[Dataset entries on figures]
------------
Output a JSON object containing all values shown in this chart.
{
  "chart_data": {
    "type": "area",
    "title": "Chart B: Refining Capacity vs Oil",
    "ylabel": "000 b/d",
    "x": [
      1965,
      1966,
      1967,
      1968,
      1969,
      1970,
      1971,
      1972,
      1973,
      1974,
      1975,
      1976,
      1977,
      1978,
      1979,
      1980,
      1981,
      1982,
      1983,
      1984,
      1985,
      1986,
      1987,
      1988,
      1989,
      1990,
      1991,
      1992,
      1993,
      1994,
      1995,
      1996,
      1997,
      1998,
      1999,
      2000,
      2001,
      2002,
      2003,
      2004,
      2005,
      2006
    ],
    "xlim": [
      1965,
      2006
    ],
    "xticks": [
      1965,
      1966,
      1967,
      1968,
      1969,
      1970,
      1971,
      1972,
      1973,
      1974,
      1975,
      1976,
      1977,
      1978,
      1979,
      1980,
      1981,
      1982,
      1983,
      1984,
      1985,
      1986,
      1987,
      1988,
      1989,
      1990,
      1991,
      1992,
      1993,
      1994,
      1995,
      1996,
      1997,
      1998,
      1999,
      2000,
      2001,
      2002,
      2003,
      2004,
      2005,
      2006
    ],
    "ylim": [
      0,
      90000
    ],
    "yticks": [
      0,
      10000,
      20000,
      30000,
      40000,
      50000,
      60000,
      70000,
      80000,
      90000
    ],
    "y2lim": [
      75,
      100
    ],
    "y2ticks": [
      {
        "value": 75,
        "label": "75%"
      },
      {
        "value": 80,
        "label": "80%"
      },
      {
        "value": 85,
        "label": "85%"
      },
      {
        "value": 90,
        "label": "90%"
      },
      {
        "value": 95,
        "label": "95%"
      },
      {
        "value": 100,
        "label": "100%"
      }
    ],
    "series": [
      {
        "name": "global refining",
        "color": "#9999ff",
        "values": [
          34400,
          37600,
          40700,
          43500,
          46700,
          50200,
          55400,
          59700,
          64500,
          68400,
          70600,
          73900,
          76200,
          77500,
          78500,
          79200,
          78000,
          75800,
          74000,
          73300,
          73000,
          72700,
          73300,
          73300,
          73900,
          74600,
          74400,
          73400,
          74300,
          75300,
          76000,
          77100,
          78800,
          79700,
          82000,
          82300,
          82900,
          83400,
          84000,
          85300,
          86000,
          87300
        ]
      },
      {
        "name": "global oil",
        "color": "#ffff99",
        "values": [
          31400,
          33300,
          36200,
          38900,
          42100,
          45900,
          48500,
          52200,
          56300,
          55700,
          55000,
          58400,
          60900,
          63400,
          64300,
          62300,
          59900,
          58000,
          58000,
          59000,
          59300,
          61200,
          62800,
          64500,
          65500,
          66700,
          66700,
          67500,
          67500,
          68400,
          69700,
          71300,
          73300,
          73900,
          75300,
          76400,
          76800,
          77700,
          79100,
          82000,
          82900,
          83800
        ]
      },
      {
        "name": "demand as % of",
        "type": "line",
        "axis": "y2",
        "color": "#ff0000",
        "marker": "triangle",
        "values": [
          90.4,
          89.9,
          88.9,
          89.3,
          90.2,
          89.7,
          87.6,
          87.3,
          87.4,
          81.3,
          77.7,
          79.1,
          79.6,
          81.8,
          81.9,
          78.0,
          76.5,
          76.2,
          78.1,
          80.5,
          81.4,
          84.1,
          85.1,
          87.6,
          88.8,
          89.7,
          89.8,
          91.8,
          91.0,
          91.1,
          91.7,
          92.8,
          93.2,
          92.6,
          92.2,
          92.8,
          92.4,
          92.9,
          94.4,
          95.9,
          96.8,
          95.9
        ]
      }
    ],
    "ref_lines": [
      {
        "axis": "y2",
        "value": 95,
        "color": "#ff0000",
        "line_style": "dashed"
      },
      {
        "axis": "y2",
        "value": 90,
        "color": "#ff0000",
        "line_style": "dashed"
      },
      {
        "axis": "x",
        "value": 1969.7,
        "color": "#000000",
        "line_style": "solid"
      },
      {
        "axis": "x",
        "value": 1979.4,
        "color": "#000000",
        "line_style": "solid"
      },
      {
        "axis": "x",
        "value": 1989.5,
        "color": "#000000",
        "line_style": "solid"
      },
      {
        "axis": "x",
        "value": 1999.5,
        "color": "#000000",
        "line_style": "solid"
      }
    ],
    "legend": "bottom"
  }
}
------------
» Direction: Output every record above exactly as it appears.

» Written response:
Output a JSON object containing all values shown in this chart.
{
  "chart_data": {
    "type": "area",
    "title": "Chart B: Refining Capacity vs Oil",
    "ylabel": "000 b/d",
    "x": [
      1965,
      1966,
      1967,
      1968,
      1969,
      1970,
      1971,
      1972,
      1973,
      1974,
      1975,
      1976,
      1977,
      1978,
      1979,
      1980,
      1981,
      1982,
      1983,
      1984,
      1985,
      1986,
      1987,
      1988,
      1989,
      1990,
      1991,
      1992,
      1993,
      1994,
      1995,
      1996,
      1997,
      1998,
      1999,
      2000,
      2001,
      2002,
      2003,
      2004,
      2005,
      2006
    ],
    "xlim": [
      1965,
      2006
    ],
    "xticks": [
      1965,
      1966,
      1967,
      1968,
      1969,
      1970,
      1971,
      1972,
      1973,
      1974,
      1975,
      1976,
      1977,
      1978,
      1979,
      1980,
      1981,
      1982,
      1983,
      1984,
      1985,
      1986,
      1987,
      1988,
      1989,
      1990,
      1991,
      1992,
      1993,
      1994,
      1995,
      1996,
      1997,
      1998,
      1999,
      2000,
      2001,
      2002,
      2003,
      2004,
      2005,
      2006
    ],
    "ylim": [
      0,
      90000
    ],
    "yticks": [
      0,
      10000,
      20000,
      30000,
      40000,
      50000,
      60000,
      70000,
      80000,
      90000
    ],
    "y2lim": [
      75,
      100
    ],
    "y2ticks": [
      {
        "value": 75,
        "label": "75%"
      },
      {
        "value": 80,
        "label": "80%"
      },
      {
        "value": 85,
        "label": "85%"
      },
      {
        "value": 90,
        "label": "90%"
      },
      {
        "value": 95,
        "label": "95%"
      },
      {
        "value": 100,
        "label": "100%"
      }
    ],
    "series": [
      {
        "name": "global refining",
        "color": "#9999ff",
        "values": [
          34400,
          37600,
          40700,
          43500,
          46700,
          50200,
          55400,
          59700,
          64500,
          68400,
          70600,
          73900,
          76200,
          77500,
          78500,
          79200,
          78000,
          75800,
          74000,
          73300,
          73000,
          72700,
          73300,
          73300,
          73900,
          74600,
          74400,
          73400,
          74300,
          75300,
          76000,
          77100,
          78800,
          79700,
          82000,
          82300,
          82900,
          83400,
          84000,
          85300,
          86000,
          87300
        ]
      },
      {
        "name": "global oil",
        "color": "#ffff99",
        "values": [
          31400,
          33300,
          36200,
          38900,
          42100,
          45900,
          48500,
          52200,
          56300,
          55700,
          55000,
          58400,
          60900,
          63400,
          64300,
          62300,
          59900,
          58000,
          58000,
          59000,
          59300,
          61200,
          62800,
          64500,
          65500,
          66700,
          66700,
          67500,
          67500,
          68400,
          69700,
          71300,
          73300,
          73900,
          75300,
          76400,
          76800,
          77700,
          79100,
          82000,
          82900,
          83800
        ]
      },
      {
        "name": "demand as % of",
        "type": "line",
        "axis": "y2",
        "color": "#ff0000",
        "marker": "triangle",
        "values": [
          90.4,
          89.9,
          88.9,
          89.3,
          90.2,
          89.7,
          87.6,
          87.3,
          87.4,
          81.3,
          77.7,
          79.1,
          79.6,
          81.8,
          81.9,
          78.0,
          76.5,
          76.2,
          78.1,
          80.5,
          81.4,
          84.1,
          85.1,
          87.6,
          88.8,
          89.7,
          89.8,
          91.8,
          91.0,
          91.1,
          91.7,
          92.8,
          93.2,
          92.6,
          92.2,
          92.8,
          92.4,
          92.9,
          94.4,
          95.9,
          96.8,
          95.9
        ]
      }
    ],
    "ref_lines": [
      {
        "axis": "y2",
        "value": 95,
        "color": "#ff0000",
        "line_style": "dashed"
      },
      {
        "axis": "y2",
        "value": 90,
        "color": "#ff0000",
        "line_style": "dashed"
      },
      {
        "axis": "x",
        "value": 1969.7,
        "color": "#000000",
        "line_style": "solid"
      },
      {
        "axis": "x",
        "value": 1979.4,
        "color": "#000000",
        "line_style": "solid"
      },
      {
        "axis": "x",
        "value": 1989.5,
        "color": "#000000",
        "line_style": "solid"
      },
      {
        "axis": "x",
        "value": 1999.5,
        "color": "#000000",
        "line_style": "solid"
      }
    ],
    "legend": "bottom"
  }
}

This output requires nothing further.